### RECORDS FOR THE TASK

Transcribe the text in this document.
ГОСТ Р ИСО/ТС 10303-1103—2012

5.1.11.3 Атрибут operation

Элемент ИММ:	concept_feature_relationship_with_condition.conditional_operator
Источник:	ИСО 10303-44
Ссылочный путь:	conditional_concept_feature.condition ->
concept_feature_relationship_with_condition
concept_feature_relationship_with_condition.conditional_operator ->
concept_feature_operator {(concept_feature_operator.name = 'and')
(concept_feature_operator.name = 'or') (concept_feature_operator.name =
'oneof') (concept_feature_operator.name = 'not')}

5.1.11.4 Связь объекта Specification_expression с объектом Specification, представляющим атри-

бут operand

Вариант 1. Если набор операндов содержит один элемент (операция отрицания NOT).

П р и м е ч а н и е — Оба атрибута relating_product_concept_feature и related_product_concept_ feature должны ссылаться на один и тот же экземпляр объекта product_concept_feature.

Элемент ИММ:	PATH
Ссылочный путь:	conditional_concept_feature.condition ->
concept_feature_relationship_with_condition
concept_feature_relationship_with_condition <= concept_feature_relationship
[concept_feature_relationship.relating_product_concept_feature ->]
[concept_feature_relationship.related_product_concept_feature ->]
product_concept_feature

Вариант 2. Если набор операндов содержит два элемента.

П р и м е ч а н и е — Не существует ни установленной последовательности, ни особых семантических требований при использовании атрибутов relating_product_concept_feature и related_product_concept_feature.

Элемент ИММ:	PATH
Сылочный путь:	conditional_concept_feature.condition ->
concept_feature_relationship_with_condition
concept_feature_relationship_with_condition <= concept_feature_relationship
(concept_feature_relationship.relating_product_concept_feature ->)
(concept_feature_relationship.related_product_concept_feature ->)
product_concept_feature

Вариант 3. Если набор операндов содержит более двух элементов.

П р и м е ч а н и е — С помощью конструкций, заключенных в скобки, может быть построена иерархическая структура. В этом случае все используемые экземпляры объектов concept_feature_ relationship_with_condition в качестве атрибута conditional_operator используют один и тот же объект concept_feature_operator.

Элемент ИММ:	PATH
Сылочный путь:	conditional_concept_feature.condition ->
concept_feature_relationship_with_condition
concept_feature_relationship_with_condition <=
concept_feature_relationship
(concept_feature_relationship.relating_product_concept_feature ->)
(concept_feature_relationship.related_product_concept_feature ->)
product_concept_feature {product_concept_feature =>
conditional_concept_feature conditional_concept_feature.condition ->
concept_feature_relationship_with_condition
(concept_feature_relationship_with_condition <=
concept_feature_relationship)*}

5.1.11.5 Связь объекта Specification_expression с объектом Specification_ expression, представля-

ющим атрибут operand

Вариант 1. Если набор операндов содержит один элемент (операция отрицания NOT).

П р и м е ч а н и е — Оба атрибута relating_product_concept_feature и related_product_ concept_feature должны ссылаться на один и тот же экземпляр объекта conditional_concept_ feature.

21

######

= WHAT IS BEING ASKED =
Write the entries again, exactly as they stand.

= FINAL ANSWER =
Transcribe the text in this document.
ГОСТ Р ИСО/ТС 10303-1103—2012

5.1.11.3 Атрибут operation

Элемент ИММ:	concept_feature_relationship_with_condition.conditional_operator
Источник:	ИСО 10303-44
Ссылочный путь:	conditional_concept_feature.condition ->
concept_feature_relationship_with_condition
concept_feature_relationship_with_condition.conditional_operator ->
concept_feature_operator {(concept_feature_operator.name = 'and')
(concept_feature_operator.name = 'or') (concept_feature_operator.name =
'oneof') (concept_feature_operator.name = 'not')}

5.1.11.4 Связь объекта Specification_expression с объектом Specification, представляющим атри-

бут operand

Вариант 1. Если набор операндов содержит один элемент (операция отрицания NOT).

П р и м е ч а н и е — Оба атрибута relating_product_concept_feature и related_product_concept_ feature должны ссылаться на один и тот же экземпляр объекта product_concept_feature.

Элемент ИММ:	PATH
Ссылочный путь:	conditional_concept_feature.condition ->
concept_feature_relationship_with_condition
concept_feature_relationship_with_condition <= concept_feature_relationship
[concept_feature_relationship.relating_product_concept_feature ->]
[concept_feature_relationship.related_product_concept_feature ->]
product_concept_feature

Вариант 2. Если набор операндов содержит два элемента.

П р и м е ч а н и е — Не существует ни установленной последовательности, ни особых семантических требований при использовании атрибутов relating_product_concept_feature и related_product_concept_feature.

Элемент ИММ:	PATH
Сылочный путь:	conditional_concept_feature.condition ->
concept_feature_relationship_with_condition
concept_feature_relationship_with_condition <= concept_feature_relationship
(concept_feature_relationship.relating_product_concept_feature ->)
(concept_feature_relationship.related_product_concept_feature ->)
product_concept_feature

Вариант 3. Если набор операндов содержит более двух элементов.

П р и м е ч а н и е — С помощью конструкций, заключенных в скобки, может быть построена иерархическая структура. В этом случае все используемые экземпляры объектов concept_feature_ relationship_with_condition в качестве атрибута conditional_operator используют один и тот же объект concept_feature_operator.

Элемент ИММ:	PATH
Сылочный путь:	conditional_concept_feature.condition ->
concept_feature_relationship_with_condition
concept_feature_relationship_with_condition <=
concept_feature_relationship
(concept_feature_relationship.relating_product_concept_feature ->)
(concept_feature_relationship.related_product_concept_feature ->)
product_concept_feature {product_concept_feature =>
conditional_concept_feature conditional_concept_feature.condition ->
concept_feature_relationship_with_condition
(concept_feature_relationship_with_condition <=
concept_feature_relationship)*}

5.1.11.5 Связь объекта Specification_expression с объектом Specification_ expression, представля-

ющим атрибут operand

Вариант 1. Если набор операндов содержит один элемент (операция отрицания NOT).

П р и м е ч а н и е — Оба атрибута relating_product_concept_feature и related_product_ concept_feature должны ссылаться на один и тот же экземпляр объекта conditional_concept_ feature.

21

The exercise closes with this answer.